Go through the listing and set it down exactly, leaving out its pictures.
— START —
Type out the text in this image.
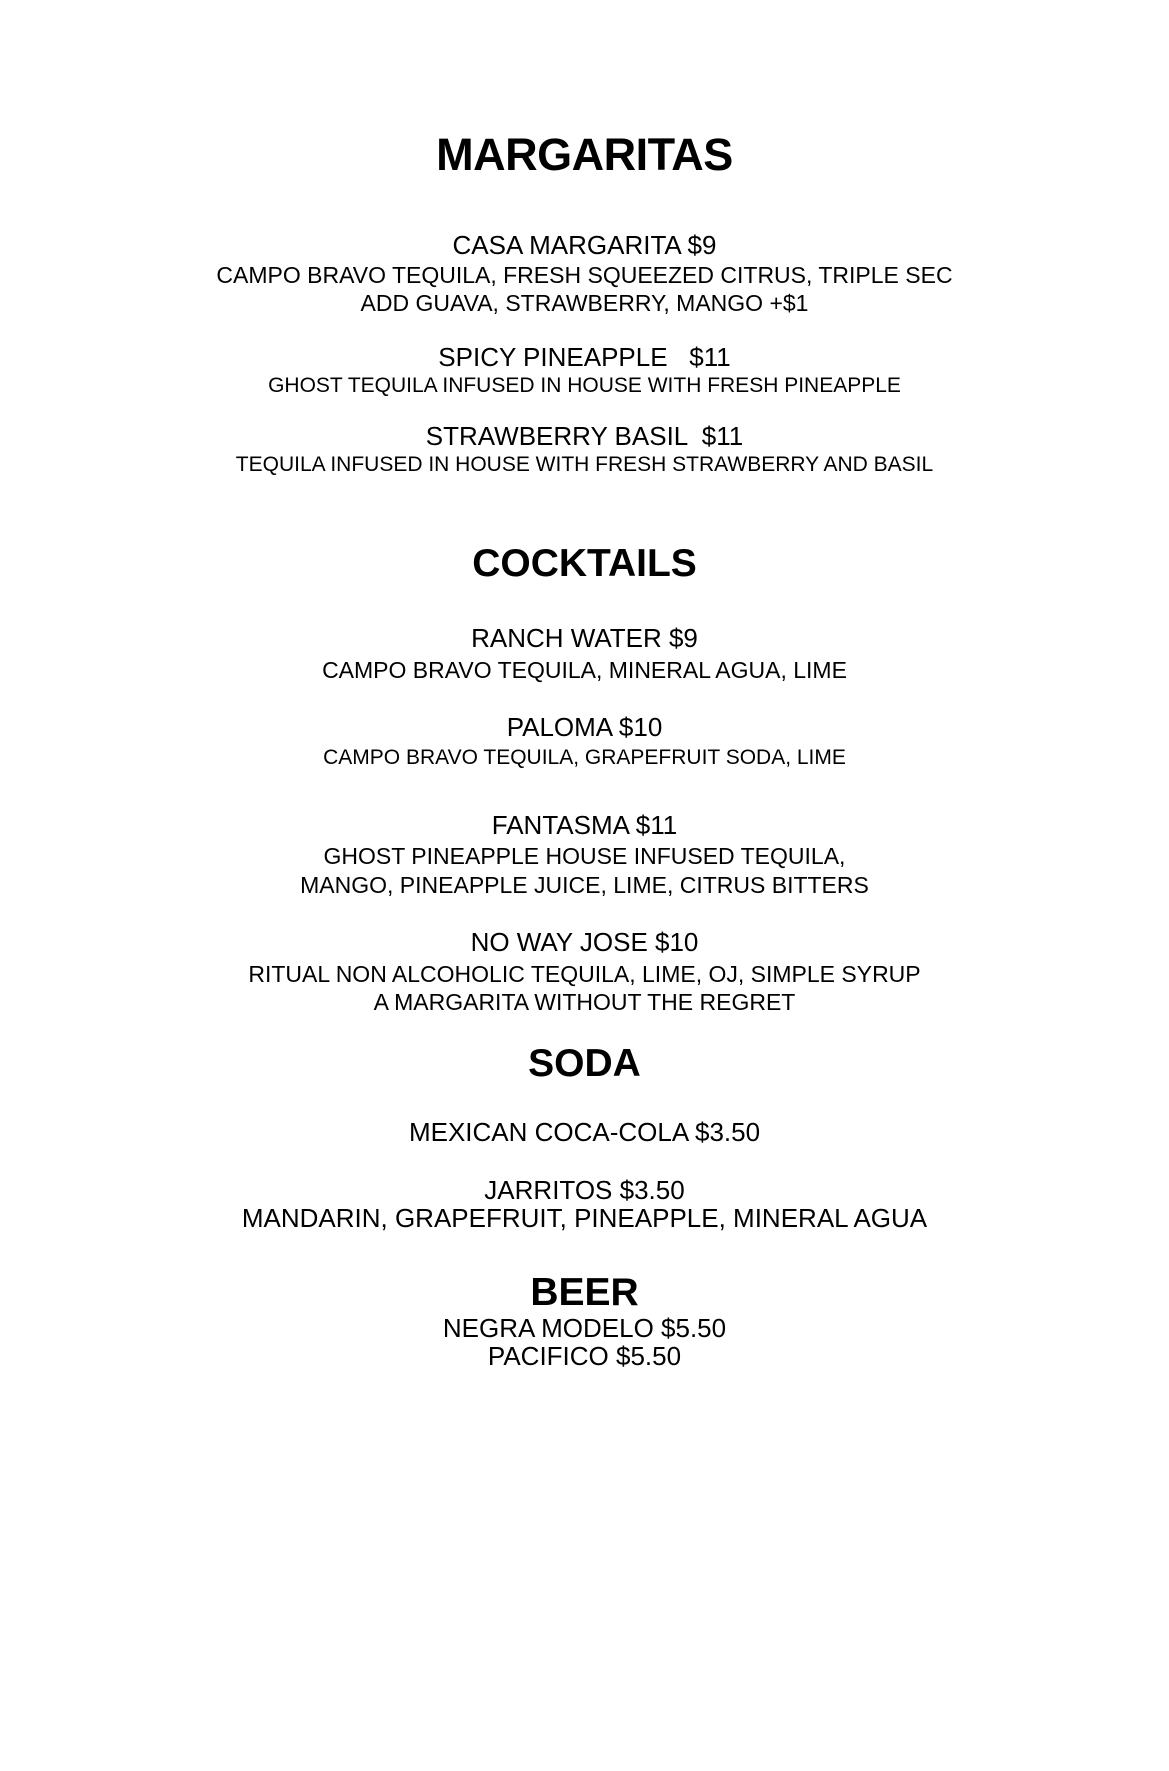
MARGARITAS
CASA MARGARITA $9
CAMPO BRAVO TEQUILA, FRESH SQUEEZED CITRUS, TRIPLE SEC
ADD GUAVA, STRAWBERRY, MANGO +$1
SPICY PINEAPPLE   $11
GHOST TEQUILA INFUSED IN HOUSE WITH FRESH PINEAPPLE
STRAWBERRY BASIL  $11
TEQUILA INFUSED IN HOUSE WITH FRESH STRAWBERRY AND BASIL
COCKTAILS
RANCH WATER $9
CAMPO BRAVO TEQUILA, MINERAL AGUA, LIME
PALOMA $10
CAMPO BRAVO TEQUILA, GRAPEFRUIT SODA, LIME
FANTASMA $11
GHOST PINEAPPLE HOUSE INFUSED TEQUILA,
MANGO, PINEAPPLE JUICE, LIME, CITRUS BITTERS
NO WAY JOSE $10
RITUAL NON ALCOHOLIC TEQUILA, LIME, OJ, SIMPLE SYRUP
A MARGARITA WITHOUT THE REGRET
SODA
MEXICAN COCA-COLA $3.50
JARRITOS $3.50
MANDARIN, GRAPEFRUIT, PINEAPPLE, MINERAL AGUA
BEER
NEGRA MODELO $5.50
PACIFICO $5.50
— END —
**RESPONSE FOR THIS EXERCISE:**
Type out the text in this image.
MARGARITAS
CASA MARGARITA $9
CAMPO BRAVO TEQUILA, FRESH SQUEEZED CITRUS, TRIPLE SEC
ADD GUAVA, STRAWBERRY, MANGO +$1
SPICY PINEAPPLE   $11
GHOST TEQUILA INFUSED IN HOUSE WITH FRESH PINEAPPLE
STRAWBERRY BASIL  $11
TEQUILA INFUSED IN HOUSE WITH FRESH STRAWBERRY AND BASIL
COCKTAILS
RANCH WATER $9
CAMPO BRAVO TEQUILA, MINERAL AGUA, LIME
PALOMA $10
CAMPO BRAVO TEQUILA, GRAPEFRUIT SODA, LIME
FANTASMA $11
GHOST PINEAPPLE HOUSE INFUSED TEQUILA,
MANGO, PINEAPPLE JUICE, LIME, CITRUS BITTERS
NO WAY JOSE $10
RITUAL NON ALCOHOLIC TEQUILA, LIME, OJ, SIMPLE SYRUP
A MARGARITA WITHOUT THE REGRET
SODA
MEXICAN COCA-COLA $3.50
JARRITOS $3.50
MANDARIN, GRAPEFRUIT, PINEAPPLE, MINERAL AGUA
BEER
NEGRA MODELO $5.50
PACIFICO $5.50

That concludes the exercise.